Dataset items:

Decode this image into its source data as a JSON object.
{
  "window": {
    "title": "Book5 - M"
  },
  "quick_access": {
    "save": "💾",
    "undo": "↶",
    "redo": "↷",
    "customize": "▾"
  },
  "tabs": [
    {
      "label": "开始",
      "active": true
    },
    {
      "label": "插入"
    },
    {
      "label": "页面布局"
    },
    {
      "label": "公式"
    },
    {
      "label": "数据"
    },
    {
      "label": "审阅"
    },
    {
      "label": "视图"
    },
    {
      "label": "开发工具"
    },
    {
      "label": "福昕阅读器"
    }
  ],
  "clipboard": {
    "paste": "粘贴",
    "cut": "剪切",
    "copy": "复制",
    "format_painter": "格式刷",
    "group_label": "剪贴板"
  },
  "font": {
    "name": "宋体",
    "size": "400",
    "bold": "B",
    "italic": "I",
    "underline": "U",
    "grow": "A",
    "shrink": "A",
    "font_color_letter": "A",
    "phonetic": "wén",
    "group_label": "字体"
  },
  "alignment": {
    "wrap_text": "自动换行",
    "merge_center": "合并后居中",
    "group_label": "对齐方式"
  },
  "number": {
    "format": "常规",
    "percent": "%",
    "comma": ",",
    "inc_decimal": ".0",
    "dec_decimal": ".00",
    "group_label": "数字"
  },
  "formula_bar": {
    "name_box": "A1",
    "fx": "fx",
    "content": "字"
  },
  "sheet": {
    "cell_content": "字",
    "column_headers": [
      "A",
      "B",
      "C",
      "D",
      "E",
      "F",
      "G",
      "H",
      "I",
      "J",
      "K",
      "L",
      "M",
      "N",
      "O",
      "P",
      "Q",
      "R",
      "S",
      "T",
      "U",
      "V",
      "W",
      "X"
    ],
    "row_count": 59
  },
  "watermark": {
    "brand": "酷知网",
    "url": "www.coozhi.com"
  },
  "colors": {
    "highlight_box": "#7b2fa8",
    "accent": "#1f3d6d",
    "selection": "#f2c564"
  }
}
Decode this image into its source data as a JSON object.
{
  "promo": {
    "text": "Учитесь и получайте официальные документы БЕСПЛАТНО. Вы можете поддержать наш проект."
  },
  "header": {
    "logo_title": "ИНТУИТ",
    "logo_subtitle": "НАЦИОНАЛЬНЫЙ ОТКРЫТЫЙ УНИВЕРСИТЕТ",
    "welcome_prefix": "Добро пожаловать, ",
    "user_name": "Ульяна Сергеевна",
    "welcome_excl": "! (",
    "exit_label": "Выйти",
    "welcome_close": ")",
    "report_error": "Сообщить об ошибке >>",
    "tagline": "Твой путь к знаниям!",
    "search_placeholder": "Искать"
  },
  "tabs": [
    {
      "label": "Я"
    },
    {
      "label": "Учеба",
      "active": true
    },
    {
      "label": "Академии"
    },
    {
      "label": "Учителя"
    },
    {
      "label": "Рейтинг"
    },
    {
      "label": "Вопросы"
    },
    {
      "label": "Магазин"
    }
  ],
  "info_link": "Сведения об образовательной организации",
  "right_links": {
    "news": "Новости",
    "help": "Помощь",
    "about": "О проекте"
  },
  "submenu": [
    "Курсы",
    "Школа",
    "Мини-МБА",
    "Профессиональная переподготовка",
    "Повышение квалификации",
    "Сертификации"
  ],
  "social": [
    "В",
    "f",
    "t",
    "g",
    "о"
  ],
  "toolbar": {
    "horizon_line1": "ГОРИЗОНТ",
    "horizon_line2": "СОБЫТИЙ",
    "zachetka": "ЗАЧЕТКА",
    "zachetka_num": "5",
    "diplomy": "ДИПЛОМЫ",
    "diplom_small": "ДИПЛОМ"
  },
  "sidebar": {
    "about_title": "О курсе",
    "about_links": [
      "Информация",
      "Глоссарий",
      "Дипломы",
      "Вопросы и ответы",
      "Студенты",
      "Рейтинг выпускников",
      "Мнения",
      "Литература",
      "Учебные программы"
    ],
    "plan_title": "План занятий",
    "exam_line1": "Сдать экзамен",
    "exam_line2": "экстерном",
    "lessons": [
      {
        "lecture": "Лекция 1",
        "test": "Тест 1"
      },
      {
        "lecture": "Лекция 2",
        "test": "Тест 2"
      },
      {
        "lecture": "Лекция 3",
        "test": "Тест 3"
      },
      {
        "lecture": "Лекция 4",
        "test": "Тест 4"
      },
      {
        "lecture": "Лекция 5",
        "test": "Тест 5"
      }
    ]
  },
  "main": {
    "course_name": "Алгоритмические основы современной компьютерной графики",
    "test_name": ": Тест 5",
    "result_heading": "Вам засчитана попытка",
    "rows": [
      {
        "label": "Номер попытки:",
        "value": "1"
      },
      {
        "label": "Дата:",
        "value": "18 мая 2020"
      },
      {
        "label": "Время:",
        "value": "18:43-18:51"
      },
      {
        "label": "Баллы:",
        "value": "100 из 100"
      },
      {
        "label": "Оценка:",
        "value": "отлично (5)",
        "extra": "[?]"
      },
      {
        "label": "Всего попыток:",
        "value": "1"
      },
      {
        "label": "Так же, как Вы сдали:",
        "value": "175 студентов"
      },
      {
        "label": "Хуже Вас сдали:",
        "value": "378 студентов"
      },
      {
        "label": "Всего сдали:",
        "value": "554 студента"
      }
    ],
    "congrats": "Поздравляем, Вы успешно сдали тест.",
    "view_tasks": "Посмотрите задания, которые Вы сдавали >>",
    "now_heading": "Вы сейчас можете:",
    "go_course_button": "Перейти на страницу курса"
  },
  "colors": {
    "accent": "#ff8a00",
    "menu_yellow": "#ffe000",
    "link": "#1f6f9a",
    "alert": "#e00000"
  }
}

INSTRUCTIONS FOR THE TASK | Every line above should be printed again exactly as it stands.

RESPONSE TO THE EXERCISE |
Decode this image into its source data as a JSON object.
{
  "window": {
    "title": "Book5 - M"
  },
  "quick_access": {
    "save": "💾",
    "undo": "↶",
    "redo": "↷",
    "customize": "▾"
  },
  "tabs": [
    {
      "label": "开始",
      "active": true
    },
    {
      "label": "插入"
    },
    {
      "label": "页面布局"
    },
    {
      "label": "公式"
    },
    {
      "label": "数据"
    },
    {
      "label": "审阅"
    },
    {
      "label": "视图"
    },
    {
      "label": "开发工具"
    },
    {
      "label": "福昕阅读器"
    }
  ],
  "clipboard": {
    "paste": "粘贴",
    "cut": "剪切",
    "copy": "复制",
    "format_painter": "格式刷",
    "group_label": "剪贴板"
  },
  "font": {
    "name": "宋体",
    "size": "400",
    "bold": "B",
    "italic": "I",
    "underline": "U",
    "grow": "A",
    "shrink": "A",
    "font_color_letter": "A",
    "phonetic": "wén",
    "group_label": "字体"
  },
  "alignment": {
    "wrap_text": "自动换行",
    "merge_center": "合并后居中",
    "group_label": "对齐方式"
  },
  "number": {
    "format": "常规",
    "percent": "%",
    "comma": ",",
    "inc_decimal": ".0",
    "dec_decimal": ".00",
    "group_label": "数字"
  },
  "formula_bar": {
    "name_box": "A1",
    "fx": "fx",
    "content": "字"
  },
  "sheet": {
    "cell_content": "字",
    "column_headers": [
      "A",
      "B",
      "C",
      "D",
      "E",
      "F",
      "G",
      "H",
      "I",
      "J",
      "K",
      "L",
      "M",
      "N",
      "O",
      "P",
      "Q",
      "R",
      "S",
      "T",
      "U",
      "V",
      "W",
      "X"
    ],
    "row_count": 59
  },
  "watermark": {
    "brand": "酷知网",
    "url": "www.coozhi.com"
  },
  "colors": {
    "highlight_box": "#7b2fa8",
    "accent": "#1f3d6d",
    "selection": "#f2c564"
  }
}
Decode this image into its source data as a JSON object.
{
  "promo": {
    "text": "Учитесь и получайте официальные документы БЕСПЛАТНО. Вы можете поддержать наш проект."
  },
  "header": {
    "logo_title": "ИНТУИТ",
    "logo_subtitle": "НАЦИОНАЛЬНЫЙ ОТКРЫТЫЙ УНИВЕРСИТЕТ",
    "welcome_prefix": "Добро пожаловать, ",
    "user_name": "Ульяна Сергеевна",
    "welcome_excl": "! (",
    "exit_label": "Выйти",
    "welcome_close": ")",
    "report_error": "Сообщить об ошибке >>",
    "tagline": "Твой путь к знаниям!",
    "search_placeholder": "Искать"
  },
  "tabs": [
    {
      "label": "Я"
    },
    {
      "label": "Учеба",
      "active": true
    },
    {
      "label": "Академии"
    },
    {
      "label": "Учителя"
    },
    {
      "label": "Рейтинг"
    },
    {
      "label": "Вопросы"
    },
    {
      "label": "Магазин"
    }
  ],
  "info_link": "Сведения об образовательной организации",
  "right_links": {
    "news": "Новости",
    "help": "Помощь",
    "about": "О проекте"
  },
  "submenu": [
    "Курсы",
    "Школа",
    "Мини-МБА",
    "Профессиональная переподготовка",
    "Повышение квалификации",
    "Сертификации"
  ],
  "social": [
    "В",
    "f",
    "t",
    "g",
    "о"
  ],
  "toolbar": {
    "horizon_line1": "ГОРИЗОНТ",
    "horizon_line2": "СОБЫТИЙ",
    "zachetka": "ЗАЧЕТКА",
    "zachetka_num": "5",
    "diplomy": "ДИПЛОМЫ",
    "diplom_small": "ДИПЛОМ"
  },
  "sidebar": {
    "about_title": "О курсе",
    "about_links": [
      "Информация",
      "Глоссарий",
      "Дипломы",
      "Вопросы и ответы",
      "Студенты",
      "Рейтинг выпускников",
      "Мнения",
      "Литература",
      "Учебные программы"
    ],
    "plan_title": "План занятий",
    "exam_line1": "Сдать экзамен",
    "exam_line2": "экстерном",
    "lessons": [
      {
        "lecture": "Лекция 1",
        "test": "Тест 1"
      },
      {
        "lecture": "Лекция 2",
        "test": "Тест 2"
      },
      {
        "lecture": "Лекция 3",
        "test": "Тест 3"
      },
      {
        "lecture": "Лекция 4",
        "test": "Тест 4"
      },
      {
        "lecture": "Лекция 5",
        "test": "Тест 5"
      }
    ]
  },
  "main": {
    "course_name": "Алгоритмические основы современной компьютерной графики",
    "test_name": ": Тест 5",
    "result_heading": "Вам засчитана попытка",
    "rows": [
      {
        "label": "Номер попытки:",
        "value": "1"
      },
      {
        "label": "Дата:",
        "value": "18 мая 2020"
      },
      {
        "label": "Время:",
        "value": "18:43-18:51"
      },
      {
        "label": "Баллы:",
        "value": "100 из 100"
      },
      {
        "label": "Оценка:",
        "value": "отлично (5)",
        "extra": "[?]"
      },
      {
        "label": "Всего попыток:",
        "value": "1"
      },
      {
        "label": "Так же, как Вы сдали:",
        "value": "175 студентов"
      },
      {
        "label": "Хуже Вас сдали:",
        "value": "378 студентов"
      },
      {
        "label": "Всего сдали:",
        "value": "554 студента"
      }
    ],
    "congrats": "Поздравляем, Вы успешно сдали тест.",
    "view_tasks": "Посмотрите задания, которые Вы сдавали >>",
    "now_heading": "Вы сейчас можете:",
    "go_course_button": "Перейти на страницу курса"
  },
  "colors": {
    "accent": "#ff8a00",
    "menu_yellow": "#ffe000",
    "link": "#1f6f9a",
    "alert": "#e00000"
  }
}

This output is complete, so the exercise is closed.